◆ Data for this exercise ◆
────────────────────────────────────────

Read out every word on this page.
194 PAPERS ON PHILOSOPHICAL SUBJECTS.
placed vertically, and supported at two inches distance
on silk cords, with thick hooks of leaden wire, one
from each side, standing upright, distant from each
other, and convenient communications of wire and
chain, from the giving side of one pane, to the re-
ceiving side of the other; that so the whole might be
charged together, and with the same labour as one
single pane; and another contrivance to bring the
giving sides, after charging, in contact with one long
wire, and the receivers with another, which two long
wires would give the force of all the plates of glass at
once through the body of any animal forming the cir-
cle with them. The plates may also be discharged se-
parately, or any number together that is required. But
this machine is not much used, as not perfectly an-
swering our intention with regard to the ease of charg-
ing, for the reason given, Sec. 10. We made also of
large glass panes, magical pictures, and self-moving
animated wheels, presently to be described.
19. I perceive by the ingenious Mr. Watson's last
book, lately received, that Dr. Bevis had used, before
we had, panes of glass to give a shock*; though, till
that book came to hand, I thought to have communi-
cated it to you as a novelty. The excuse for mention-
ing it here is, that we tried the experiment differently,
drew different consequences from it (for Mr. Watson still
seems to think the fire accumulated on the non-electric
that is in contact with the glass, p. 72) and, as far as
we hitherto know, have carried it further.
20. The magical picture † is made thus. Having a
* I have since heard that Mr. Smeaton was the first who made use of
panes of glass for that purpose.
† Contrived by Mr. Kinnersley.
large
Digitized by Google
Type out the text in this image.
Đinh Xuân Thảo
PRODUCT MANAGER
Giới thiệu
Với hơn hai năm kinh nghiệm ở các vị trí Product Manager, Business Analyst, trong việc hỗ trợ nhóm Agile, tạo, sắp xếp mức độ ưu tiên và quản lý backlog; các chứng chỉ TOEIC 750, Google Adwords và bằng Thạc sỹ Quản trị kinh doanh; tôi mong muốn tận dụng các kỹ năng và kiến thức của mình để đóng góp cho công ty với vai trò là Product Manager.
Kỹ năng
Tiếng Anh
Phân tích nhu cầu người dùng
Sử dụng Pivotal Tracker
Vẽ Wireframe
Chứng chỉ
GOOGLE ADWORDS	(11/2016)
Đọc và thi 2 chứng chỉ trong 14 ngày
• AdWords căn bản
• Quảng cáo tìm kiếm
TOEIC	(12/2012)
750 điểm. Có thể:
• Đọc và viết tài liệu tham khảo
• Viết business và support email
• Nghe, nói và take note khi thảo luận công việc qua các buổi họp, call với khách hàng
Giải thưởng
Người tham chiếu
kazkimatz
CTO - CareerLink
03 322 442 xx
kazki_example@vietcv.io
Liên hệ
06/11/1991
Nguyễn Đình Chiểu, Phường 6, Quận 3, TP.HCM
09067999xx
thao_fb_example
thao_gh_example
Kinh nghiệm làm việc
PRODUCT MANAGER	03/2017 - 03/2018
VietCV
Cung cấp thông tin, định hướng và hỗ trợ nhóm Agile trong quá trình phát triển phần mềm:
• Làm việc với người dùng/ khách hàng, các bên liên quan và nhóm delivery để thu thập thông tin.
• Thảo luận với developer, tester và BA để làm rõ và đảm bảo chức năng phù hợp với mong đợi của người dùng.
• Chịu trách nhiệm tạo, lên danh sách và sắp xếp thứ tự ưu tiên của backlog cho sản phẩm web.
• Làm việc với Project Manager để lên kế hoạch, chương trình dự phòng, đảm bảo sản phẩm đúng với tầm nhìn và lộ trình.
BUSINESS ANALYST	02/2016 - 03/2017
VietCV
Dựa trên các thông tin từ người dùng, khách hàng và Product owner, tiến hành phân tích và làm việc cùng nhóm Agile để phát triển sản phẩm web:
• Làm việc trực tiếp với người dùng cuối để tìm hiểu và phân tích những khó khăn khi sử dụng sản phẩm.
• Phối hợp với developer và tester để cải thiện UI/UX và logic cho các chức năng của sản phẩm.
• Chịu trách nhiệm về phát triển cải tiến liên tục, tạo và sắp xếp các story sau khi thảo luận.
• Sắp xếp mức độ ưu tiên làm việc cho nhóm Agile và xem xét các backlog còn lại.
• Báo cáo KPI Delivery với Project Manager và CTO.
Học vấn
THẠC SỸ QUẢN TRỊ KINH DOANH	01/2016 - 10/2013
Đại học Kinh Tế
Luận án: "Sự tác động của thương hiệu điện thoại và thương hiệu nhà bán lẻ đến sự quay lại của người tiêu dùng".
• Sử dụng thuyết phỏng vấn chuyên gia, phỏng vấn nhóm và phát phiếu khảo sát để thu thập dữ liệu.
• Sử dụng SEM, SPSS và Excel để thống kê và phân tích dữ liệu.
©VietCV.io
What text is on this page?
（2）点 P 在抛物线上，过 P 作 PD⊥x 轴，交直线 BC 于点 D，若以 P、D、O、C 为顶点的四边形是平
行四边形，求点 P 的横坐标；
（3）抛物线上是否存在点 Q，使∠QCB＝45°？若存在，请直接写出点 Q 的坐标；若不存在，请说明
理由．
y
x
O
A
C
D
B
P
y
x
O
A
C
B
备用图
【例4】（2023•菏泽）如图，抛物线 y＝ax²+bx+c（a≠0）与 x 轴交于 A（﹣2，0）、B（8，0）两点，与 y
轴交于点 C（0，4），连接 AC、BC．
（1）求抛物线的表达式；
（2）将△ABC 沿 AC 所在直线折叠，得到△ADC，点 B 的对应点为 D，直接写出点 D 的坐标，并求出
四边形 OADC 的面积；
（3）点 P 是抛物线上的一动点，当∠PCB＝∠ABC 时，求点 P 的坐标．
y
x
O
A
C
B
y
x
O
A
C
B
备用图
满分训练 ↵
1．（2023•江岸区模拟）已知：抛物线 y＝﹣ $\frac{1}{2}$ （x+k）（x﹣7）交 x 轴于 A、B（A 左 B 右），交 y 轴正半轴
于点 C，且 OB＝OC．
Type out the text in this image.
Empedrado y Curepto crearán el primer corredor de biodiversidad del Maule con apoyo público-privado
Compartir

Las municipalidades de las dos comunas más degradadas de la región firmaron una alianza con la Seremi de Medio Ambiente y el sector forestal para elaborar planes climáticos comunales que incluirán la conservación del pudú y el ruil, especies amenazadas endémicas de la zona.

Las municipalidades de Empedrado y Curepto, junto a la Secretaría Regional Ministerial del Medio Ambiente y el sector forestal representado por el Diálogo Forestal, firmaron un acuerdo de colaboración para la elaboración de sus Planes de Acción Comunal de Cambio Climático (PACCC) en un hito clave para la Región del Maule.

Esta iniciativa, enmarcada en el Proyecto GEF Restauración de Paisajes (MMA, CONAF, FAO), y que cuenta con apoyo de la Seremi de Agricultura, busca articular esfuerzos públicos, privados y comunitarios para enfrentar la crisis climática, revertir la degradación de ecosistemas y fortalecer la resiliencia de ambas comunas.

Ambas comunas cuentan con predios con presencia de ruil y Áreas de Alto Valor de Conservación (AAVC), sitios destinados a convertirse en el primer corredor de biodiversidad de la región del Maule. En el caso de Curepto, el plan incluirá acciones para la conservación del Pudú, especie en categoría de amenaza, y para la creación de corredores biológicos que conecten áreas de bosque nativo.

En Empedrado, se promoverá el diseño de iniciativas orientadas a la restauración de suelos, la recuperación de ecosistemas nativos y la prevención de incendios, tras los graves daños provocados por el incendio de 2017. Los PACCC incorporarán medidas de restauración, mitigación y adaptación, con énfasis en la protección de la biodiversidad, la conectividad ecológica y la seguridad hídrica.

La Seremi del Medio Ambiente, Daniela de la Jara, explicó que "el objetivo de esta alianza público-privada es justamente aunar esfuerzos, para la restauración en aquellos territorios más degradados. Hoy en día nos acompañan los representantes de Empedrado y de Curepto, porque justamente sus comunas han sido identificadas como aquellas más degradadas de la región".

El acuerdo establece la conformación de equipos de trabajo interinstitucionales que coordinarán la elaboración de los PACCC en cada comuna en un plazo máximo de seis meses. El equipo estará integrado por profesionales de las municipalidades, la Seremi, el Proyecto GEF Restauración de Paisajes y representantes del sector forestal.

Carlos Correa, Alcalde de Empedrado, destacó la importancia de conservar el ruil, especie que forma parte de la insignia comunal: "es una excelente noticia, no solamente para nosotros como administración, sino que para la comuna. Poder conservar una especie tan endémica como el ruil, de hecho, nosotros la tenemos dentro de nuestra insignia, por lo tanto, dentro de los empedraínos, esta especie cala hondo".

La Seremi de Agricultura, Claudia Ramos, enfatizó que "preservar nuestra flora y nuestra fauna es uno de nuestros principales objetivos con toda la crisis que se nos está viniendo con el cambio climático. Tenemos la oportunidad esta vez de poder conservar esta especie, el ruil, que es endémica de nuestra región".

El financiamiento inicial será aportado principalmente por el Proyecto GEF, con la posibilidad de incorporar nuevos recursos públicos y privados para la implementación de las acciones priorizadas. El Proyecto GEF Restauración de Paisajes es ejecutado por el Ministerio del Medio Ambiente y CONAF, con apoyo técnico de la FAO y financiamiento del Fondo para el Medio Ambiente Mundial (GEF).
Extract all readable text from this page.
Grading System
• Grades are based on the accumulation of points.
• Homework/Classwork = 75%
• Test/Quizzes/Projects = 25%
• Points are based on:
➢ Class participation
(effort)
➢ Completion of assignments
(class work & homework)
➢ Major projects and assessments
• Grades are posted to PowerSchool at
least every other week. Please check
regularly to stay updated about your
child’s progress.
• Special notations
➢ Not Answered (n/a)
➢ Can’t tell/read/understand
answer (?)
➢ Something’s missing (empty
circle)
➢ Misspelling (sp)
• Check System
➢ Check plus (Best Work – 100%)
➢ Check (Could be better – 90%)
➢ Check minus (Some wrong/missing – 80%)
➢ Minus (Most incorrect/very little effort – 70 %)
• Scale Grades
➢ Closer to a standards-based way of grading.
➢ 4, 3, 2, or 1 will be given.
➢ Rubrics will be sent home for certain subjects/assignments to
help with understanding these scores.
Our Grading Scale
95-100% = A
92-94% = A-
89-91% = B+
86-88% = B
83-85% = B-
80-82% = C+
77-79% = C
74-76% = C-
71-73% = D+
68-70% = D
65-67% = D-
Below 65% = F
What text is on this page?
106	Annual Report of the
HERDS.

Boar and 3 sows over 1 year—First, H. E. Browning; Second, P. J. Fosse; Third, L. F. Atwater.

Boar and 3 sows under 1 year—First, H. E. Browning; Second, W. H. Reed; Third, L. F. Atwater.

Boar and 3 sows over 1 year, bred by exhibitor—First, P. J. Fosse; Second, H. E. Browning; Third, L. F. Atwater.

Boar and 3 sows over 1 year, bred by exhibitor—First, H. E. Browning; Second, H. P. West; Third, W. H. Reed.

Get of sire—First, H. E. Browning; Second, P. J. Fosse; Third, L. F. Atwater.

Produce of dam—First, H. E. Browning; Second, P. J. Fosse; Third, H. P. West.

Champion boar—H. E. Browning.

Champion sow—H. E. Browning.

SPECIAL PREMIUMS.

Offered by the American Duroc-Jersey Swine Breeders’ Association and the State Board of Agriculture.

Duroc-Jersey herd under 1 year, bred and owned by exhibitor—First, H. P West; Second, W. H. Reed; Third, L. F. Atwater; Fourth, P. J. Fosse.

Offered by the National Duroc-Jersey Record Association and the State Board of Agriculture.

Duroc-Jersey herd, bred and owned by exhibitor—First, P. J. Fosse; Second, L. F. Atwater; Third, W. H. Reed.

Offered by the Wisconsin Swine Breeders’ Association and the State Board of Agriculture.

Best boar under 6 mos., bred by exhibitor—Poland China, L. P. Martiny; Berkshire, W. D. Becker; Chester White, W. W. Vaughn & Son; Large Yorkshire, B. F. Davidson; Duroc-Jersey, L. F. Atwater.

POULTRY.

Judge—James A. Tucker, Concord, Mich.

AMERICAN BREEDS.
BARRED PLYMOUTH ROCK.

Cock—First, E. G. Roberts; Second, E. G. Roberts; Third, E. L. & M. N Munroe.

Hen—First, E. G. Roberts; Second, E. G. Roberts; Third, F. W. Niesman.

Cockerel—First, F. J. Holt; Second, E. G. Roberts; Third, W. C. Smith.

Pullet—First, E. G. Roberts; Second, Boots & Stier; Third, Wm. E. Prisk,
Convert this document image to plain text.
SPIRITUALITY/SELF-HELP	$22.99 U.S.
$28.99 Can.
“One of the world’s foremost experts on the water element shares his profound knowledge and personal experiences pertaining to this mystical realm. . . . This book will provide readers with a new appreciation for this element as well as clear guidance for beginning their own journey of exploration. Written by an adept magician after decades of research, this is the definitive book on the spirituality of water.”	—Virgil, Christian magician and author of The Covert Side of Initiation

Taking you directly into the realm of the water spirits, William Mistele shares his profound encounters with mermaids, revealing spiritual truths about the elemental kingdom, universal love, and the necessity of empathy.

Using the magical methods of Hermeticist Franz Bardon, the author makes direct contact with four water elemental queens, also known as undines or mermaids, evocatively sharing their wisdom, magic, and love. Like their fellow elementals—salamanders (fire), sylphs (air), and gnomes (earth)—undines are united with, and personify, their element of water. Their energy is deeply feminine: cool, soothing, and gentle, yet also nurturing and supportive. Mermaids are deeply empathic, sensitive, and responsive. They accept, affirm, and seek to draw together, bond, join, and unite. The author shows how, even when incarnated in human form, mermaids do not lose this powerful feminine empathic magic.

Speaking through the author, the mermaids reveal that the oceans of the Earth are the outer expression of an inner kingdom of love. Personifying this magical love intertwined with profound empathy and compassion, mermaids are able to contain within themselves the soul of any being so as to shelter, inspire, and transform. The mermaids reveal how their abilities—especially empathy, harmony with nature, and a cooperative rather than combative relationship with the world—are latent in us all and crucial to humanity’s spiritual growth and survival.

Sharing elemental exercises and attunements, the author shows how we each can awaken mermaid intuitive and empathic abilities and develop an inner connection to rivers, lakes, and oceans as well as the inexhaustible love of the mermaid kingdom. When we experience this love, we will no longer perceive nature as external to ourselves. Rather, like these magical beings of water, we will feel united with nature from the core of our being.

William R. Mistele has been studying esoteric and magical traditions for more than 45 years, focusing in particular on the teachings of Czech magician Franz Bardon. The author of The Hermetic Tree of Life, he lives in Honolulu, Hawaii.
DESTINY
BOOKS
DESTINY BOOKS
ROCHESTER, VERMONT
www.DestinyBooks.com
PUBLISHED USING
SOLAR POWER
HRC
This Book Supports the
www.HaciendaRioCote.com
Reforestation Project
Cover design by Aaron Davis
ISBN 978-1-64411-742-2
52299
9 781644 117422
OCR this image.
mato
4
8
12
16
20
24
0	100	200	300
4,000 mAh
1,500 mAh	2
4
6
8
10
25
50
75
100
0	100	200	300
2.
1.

────────────────────────────────────────

◆ Given request ◆
Filter the records down to the lines that contain the string "tích", and copy those lines.

◆ Response to the exercise ◆
Phân tích nhu cầu người dùng
Dựa trên các thông tin từ người dùng, khách hàng và Product owner, tiến hành phân tích và làm việc cùng nhóm Agile để phát triển sản phẩm web:
• Làm việc trực tiếp với người dùng cuối để tìm hiểu và phân tích những khó khăn khi sử dụng sản phẩm.
• Sử dụng SEM, SPSS và Excel để thống kê và phân tích dữ liệu.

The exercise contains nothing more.